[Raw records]
#####
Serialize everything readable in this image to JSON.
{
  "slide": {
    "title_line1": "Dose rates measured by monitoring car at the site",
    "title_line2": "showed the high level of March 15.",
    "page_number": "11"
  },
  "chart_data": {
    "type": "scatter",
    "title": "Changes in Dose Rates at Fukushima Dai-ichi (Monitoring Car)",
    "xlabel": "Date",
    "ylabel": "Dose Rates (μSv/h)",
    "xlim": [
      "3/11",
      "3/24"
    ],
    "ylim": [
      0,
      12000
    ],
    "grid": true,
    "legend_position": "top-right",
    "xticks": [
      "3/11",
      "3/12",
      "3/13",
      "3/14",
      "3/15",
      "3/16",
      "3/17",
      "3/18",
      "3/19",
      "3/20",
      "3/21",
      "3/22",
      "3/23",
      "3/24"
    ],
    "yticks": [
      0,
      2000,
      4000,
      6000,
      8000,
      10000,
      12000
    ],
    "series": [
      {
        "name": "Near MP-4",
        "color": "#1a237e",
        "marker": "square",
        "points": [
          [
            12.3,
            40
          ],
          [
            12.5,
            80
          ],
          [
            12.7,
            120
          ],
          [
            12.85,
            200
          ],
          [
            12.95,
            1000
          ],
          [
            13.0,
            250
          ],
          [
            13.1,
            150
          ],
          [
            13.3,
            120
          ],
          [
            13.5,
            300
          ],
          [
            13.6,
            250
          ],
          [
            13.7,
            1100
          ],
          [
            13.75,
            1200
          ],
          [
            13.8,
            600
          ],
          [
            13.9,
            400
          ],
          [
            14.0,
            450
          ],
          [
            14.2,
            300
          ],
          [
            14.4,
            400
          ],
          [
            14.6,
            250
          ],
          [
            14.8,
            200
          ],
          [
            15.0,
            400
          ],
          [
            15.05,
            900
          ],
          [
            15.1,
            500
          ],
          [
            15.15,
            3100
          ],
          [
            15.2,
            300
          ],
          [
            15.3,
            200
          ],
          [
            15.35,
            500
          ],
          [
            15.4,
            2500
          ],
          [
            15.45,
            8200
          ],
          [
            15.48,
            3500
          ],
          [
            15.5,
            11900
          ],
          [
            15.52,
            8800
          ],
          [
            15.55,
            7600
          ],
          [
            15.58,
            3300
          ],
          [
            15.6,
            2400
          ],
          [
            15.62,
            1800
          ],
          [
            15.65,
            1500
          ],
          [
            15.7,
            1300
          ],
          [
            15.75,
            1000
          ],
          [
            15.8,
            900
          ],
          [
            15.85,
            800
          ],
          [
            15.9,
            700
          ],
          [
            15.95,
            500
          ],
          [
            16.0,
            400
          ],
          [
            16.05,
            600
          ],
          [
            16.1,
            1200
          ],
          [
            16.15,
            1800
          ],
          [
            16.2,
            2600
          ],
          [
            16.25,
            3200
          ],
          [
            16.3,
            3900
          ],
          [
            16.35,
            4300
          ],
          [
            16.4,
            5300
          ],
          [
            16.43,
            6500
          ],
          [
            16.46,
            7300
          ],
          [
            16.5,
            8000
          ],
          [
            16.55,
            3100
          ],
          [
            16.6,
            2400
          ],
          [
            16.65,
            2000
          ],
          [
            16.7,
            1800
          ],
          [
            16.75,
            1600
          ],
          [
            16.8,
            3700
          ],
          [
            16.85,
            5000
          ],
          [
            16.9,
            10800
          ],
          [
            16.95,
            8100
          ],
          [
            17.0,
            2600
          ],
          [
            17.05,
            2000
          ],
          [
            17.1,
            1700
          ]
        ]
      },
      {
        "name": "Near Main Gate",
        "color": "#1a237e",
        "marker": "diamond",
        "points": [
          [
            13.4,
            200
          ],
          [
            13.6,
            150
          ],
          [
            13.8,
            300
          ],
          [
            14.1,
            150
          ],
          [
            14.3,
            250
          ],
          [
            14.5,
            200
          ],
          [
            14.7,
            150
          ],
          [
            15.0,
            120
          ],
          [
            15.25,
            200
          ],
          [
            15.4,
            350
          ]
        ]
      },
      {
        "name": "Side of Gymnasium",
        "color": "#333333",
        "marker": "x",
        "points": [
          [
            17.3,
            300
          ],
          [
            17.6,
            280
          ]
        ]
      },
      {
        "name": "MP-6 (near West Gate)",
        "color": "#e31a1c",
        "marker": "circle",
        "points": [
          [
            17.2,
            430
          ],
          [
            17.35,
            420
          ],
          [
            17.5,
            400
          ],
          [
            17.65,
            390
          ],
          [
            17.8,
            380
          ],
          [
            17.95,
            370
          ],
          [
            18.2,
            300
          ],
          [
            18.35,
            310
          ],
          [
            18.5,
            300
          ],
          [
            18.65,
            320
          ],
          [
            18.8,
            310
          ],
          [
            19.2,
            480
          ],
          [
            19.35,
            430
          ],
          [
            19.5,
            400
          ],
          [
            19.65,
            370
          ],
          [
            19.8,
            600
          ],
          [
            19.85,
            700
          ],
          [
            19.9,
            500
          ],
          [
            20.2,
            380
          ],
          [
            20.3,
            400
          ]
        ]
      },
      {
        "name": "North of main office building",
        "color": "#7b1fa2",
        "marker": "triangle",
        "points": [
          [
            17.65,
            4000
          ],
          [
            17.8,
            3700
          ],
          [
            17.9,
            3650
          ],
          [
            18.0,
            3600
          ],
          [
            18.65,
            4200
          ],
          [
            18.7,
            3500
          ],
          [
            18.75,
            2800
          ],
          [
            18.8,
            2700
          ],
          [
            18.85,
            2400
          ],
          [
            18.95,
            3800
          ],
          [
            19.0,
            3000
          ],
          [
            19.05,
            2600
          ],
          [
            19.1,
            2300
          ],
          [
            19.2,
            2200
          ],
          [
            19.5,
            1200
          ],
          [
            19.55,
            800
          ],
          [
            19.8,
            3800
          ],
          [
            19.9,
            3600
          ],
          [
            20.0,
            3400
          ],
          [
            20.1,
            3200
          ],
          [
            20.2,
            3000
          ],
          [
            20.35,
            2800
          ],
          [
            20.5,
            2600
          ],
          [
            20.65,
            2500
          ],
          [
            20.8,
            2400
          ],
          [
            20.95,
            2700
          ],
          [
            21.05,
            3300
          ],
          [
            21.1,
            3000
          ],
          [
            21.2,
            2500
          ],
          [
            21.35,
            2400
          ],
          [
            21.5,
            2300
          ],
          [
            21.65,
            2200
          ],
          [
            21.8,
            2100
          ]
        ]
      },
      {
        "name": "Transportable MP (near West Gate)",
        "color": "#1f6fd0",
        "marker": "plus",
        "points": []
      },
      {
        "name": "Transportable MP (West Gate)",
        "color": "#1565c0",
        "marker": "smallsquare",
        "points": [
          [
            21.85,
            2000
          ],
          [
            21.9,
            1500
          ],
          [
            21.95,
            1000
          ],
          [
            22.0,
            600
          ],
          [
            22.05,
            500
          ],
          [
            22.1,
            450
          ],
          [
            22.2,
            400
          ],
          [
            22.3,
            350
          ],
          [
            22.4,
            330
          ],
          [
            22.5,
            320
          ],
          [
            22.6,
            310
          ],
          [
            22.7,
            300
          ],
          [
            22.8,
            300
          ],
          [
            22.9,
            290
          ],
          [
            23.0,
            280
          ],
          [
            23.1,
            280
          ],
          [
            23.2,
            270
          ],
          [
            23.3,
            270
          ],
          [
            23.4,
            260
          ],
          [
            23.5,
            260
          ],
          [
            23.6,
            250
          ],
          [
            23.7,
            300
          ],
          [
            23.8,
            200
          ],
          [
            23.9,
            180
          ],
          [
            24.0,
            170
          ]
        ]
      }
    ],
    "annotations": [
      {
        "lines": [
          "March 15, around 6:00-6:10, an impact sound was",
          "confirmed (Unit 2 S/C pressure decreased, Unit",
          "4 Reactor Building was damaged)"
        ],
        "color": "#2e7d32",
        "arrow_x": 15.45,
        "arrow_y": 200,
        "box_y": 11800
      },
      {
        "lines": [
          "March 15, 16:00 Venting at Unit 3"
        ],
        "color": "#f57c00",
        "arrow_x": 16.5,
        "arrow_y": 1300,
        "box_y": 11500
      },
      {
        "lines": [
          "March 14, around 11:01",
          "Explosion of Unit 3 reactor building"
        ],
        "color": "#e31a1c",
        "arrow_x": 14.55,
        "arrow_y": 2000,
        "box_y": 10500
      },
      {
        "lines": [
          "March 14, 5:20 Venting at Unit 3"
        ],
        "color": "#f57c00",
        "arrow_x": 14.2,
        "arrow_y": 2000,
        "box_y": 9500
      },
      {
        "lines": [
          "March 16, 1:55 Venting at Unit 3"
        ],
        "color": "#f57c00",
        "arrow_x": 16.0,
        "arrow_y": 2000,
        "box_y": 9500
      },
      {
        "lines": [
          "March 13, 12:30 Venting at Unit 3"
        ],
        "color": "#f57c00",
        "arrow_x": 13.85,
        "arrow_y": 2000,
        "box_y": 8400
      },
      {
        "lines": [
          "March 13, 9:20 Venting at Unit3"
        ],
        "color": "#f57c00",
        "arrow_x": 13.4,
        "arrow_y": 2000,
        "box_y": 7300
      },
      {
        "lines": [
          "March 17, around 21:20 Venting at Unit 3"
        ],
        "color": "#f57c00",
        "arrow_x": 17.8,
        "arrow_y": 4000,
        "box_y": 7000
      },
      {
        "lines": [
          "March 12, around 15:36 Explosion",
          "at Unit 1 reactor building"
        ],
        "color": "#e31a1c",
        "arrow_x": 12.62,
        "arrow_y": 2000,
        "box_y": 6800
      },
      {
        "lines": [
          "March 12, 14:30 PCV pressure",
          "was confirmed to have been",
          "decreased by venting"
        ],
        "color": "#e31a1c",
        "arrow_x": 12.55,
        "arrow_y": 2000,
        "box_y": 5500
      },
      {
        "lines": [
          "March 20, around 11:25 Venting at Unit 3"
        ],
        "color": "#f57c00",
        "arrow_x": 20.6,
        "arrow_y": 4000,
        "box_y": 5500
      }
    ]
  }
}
#####
## GIVEN EXERCISE
List all lines above in which the string "Gate" appears.

## WRITTEN SOLUTION
        "name": "Near Main Gate",
        "name": "MP-6 (near West Gate)",
        "name": "Transportable MP (near West Gate)",
        "name": "Transportable MP (West Gate)",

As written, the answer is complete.